Data records ▸
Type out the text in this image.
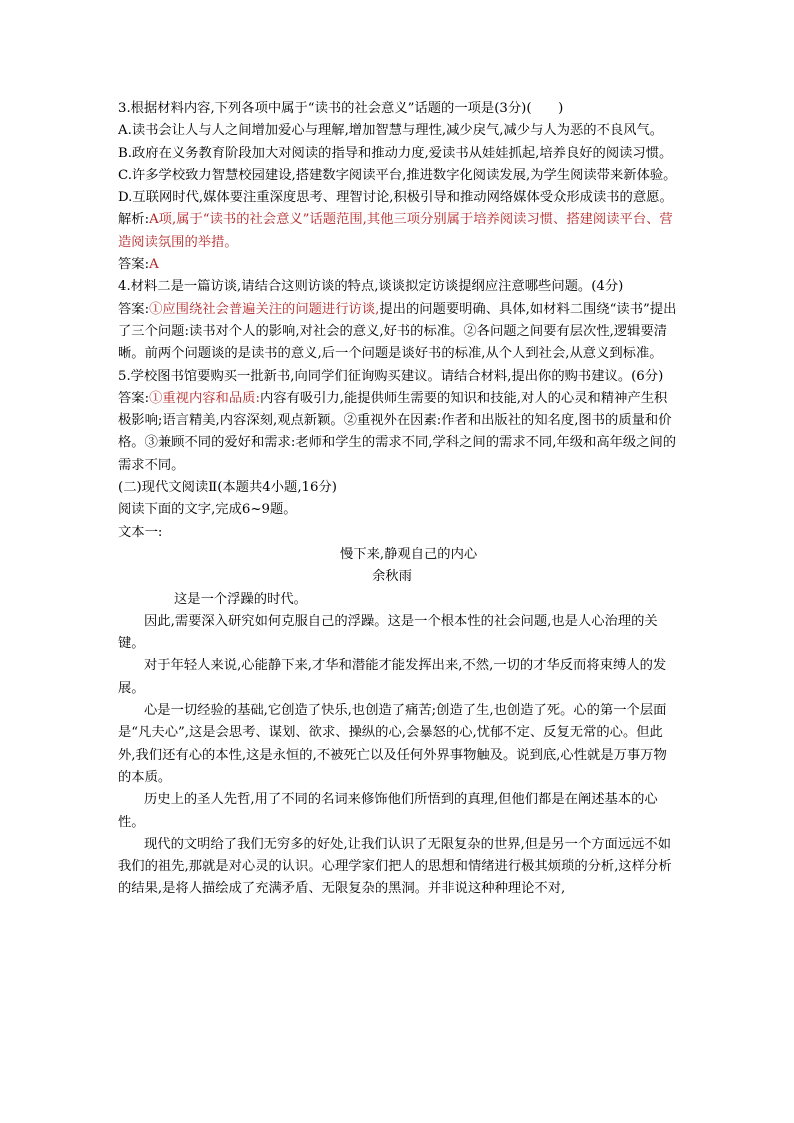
3.根据材料内容,下列各项中属于“读书的社会意义”话题的一项是(3分)(　　)

A.读书会让人与人之间增加爱心与理解,增加智慧与理性,减少戾气,减少与人为恶的不良风气。

B.政府在义务教育阶段加大对阅读的指导和推动力度,爱读书从娃娃抓起,培养良好的阅读习惯。

C.许多学校致力智慧校园建设,搭建数字阅读平台,推进数字化阅读发展,为学生阅读带来新体验。

D.互联网时代,媒体要注重深度思考、理智讨论,积极引导和推动网络媒体受众形成读书的意愿。

解析:A项,属于“读书的社会意义”话题范围,其他三项分别属于培养阅读习惯、搭建阅读平台、营造阅读氛围的举措。

答案:A

4.材料二是一篇访谈,请结合这则访谈的特点,谈谈拟定访谈提纲应注意哪些问题。(4分)

答案:①应围绕社会普遍关注的问题进行访谈,提出的问题要明确、具体,如材料二围绕“读书”提出了三个问题:读书对个人的影响,对社会的意义,好书的标准。②各问题之间要有层次性,逻辑要清晰。前两个问题谈的是读书的意义,后一个问题是谈好书的标准,从个人到社会,从意义到标准。

5.学校图书馆要购买一批新书,向同学们征询购买建议。请结合材料,提出你的购书建议。(6分)

答案:①重视内容和品质:内容有吸引力,能提供师生需要的知识和技能,对人的心灵和精神产生积极影响;语言精美,内容深刻,观点新颖。②重视外在因素:作者和出版社的知名度,图书的质量和价格。③兼顾不同的爱好和需求:老师和学生的需求不同,学科之间的需求不同,年级和高年级之间的需求不同。

(二)现代文阅读Ⅱ(本题共4小题,16分)

阅读下面的文字,完成6~9题。

文本一:

慢下来,静观自己的内心

余秋雨

这是一个浮躁的时代。

因此,需要深入研究如何克服自己的浮躁。这是一个根本性的社会问题,也是人心治理的关键。

对于年轻人来说,心能静下来,才华和潜能才能发挥出来,不然,一切的才华反而将束缚人的发展。

心是一切经验的基础,它创造了快乐,也创造了痛苦;创造了生,也创造了死。心的第一个层面是“凡夫心”,这是会思考、谋划、欲求、操纵的心,会暴怒的心,忧郁不定、反复无常的心。但此外,我们还有心的本性,这是永恒的,不被死亡以及任何外界事物触及。说到底,心性就是万事万物的本质。

历史上的圣人先哲,用了不同的名词来修饰他们所悟到的真理,但他们都是在阐述基本的心性。

现代的文明给了我们无穷多的好处,让我们认识了无限复杂的世界,但是另一个方面远远不如我们的祖先,那就是对心灵的认识。心理学家们把人的思想和情绪进行极其烦琐的分析,这样分析的结果,是将人描绘成了充满矛盾、无限复杂的黑洞。并非说这种种理论不对,
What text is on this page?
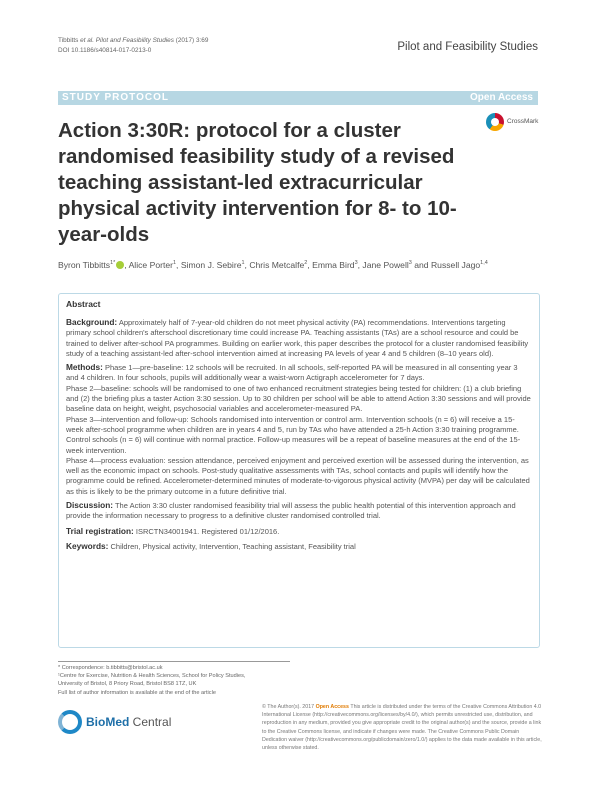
Tibbitts et al. Pilot and Feasibility Studies (2017) 3:69
DOI 10.1186/s40814-017-0213-0	Pilot and Feasibility Studies
STUDY PROTOCOL	Open Access
Action 3:30R: protocol for a cluster randomised feasibility study of a revised teaching assistant-led extracurricular physical activity intervention for 8- to 10-year-olds
CrossMark
Byron Tibbitts$^{1*}$ , Alice Porter$^1$, Simon J. Sebire$^1$, Chris Metcalfe$^2$, Emma Bird$^3$, Jane Powell$^3$ and Russell Jago$^{1,4}$
Abstract

Background: Approximately half of 7-year-old children do not meet physical activity (PA) recommendations. Interventions targeting primary school children's afterschool discretionary time could increase PA. Teaching assistants (TAs) are a school resource and could be trained to deliver after-school PA programmes. Building on earlier work, this paper describes the protocol for a cluster randomised feasibility study of a teaching assistant-led after-school intervention aimed at increasing PA levels of year 4 and 5 children (8–10 years old).

Methods: Phase 1—pre-baseline: 12 schools will be recruited. In all schools, self-reported PA will be measured in all consenting year 3 and 4 children. In four schools, pupils will additionally wear a waist-worn Actigraph accelerometer for 7 days.

Phase 2—baseline: schools will be randomised to one of two enhanced recruitment strategies being tested for children: (1) a club briefing and (2) the briefing plus a taster Action 3:30 session. Up to 30 children per school will be able to attend Action 3:30 sessions and will provide baseline data on height, weight, psychosocial variables and accelerometer-measured PA.

Phase 3—intervention and follow-up: Schools randomised into intervention or control arm. Intervention schools (n = 6) will receive a 15-week after-school programme when children are in years 4 and 5, run by TAs who have attended a 25-h Action 3:30 training programme. Control schools (n = 6) will continue with normal practice. Follow-up measures will be a repeat of baseline measures at the end of the 15-week intervention.

Phase 4—process evaluation: session attendance, perceived enjoyment and perceived exertion will be assessed during the intervention, as well as the economic impact on schools. Post-study qualitative assessments with TAs, school contacts and pupils will identify how the programme could be refined. Accelerometer-determined minutes of moderate-to-vigorous physical activity (MVPA) per day will be calculated as this is likely to be the primary outcome in a future definitive trial.

Discussion: The Action 3:30 cluster randomised feasibility trial will assess the public health potential of this intervention approach and provide the information necessary to progress to a definitive cluster randomised controlled trial.

Trial registration: ISRCTN34001941. Registered 01/12/2016.

Keywords: Children, Physical activity, Intervention, Teaching assistant, Feasibility trial

* Correspondence: b.tibbitts@bristol.ac.uk
¹Centre for Exercise, Nutrition & Health Sciences, School for Policy Studies,
University of Bristol, 8 Priory Road, Bristol BS8 1TZ, UK
Full list of author information is available at the end of the article
BioMed Central
© The Author(s). 2017 Open Access This article is distributed under the terms of the Creative Commons Attribution 4.0 International License (http://creativecommons.org/licenses/by/4.0/), which permits unrestricted use, distribution, and reproduction in any medium, provided you give appropriate credit to the original author(s) and the source, provide a link to the Creative Commons license, and indicate if changes were made. The Creative Commons Public Domain Dedication waiver (http://creativecommons.org/publicdomain/zero/1.0/) applies to the data made available in this article, unless otherwise stated.
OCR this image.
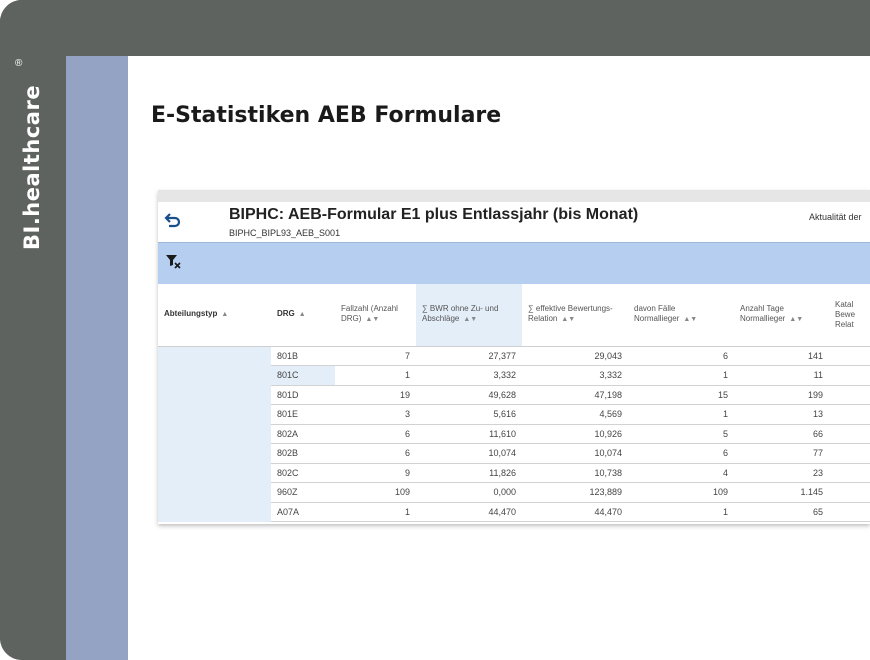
®
BI.healthcare	E-Statistiken AEB Formulare
BIPHC: AEB-Formular E1 plus Entlassjahr (bis Monat)
BIPHC_BIPL93_AEB_S001
Aktualität der
Abteilungstyp ▲	DRG ▲	Fallzahl (Anzahl DRG) ▲▼	∑ BWR ohne Zu- und Abschläge ▲▼	∑ effektive Bewertungs-Relation ▲▼	davon Fälle Normallieger ▲▼	Anzahl Tage Normallieger ▲▼	Katal Bewe Relat
	801B	7	27,377	29,043	6	141	
	801C	1	3,332	3,332	1	11	
	801D	19	49,628	47,198	15	199	
	801E	3	5,616	4,569	1	13	
	802A	6	11,610	10,926	5	66	
	802B	6	10,074	10,074	6	77	
	802C	9	11,826	10,738	4	23	
	960Z	109	0,000	123,889	109	1.145	
	A07A	1	44,470	44,470	1	65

GOAL ▸
Tally the lines of the preceding listing in which the word "读书的社会意义" appears; state nothing but the total.

RESPONSE ▸
2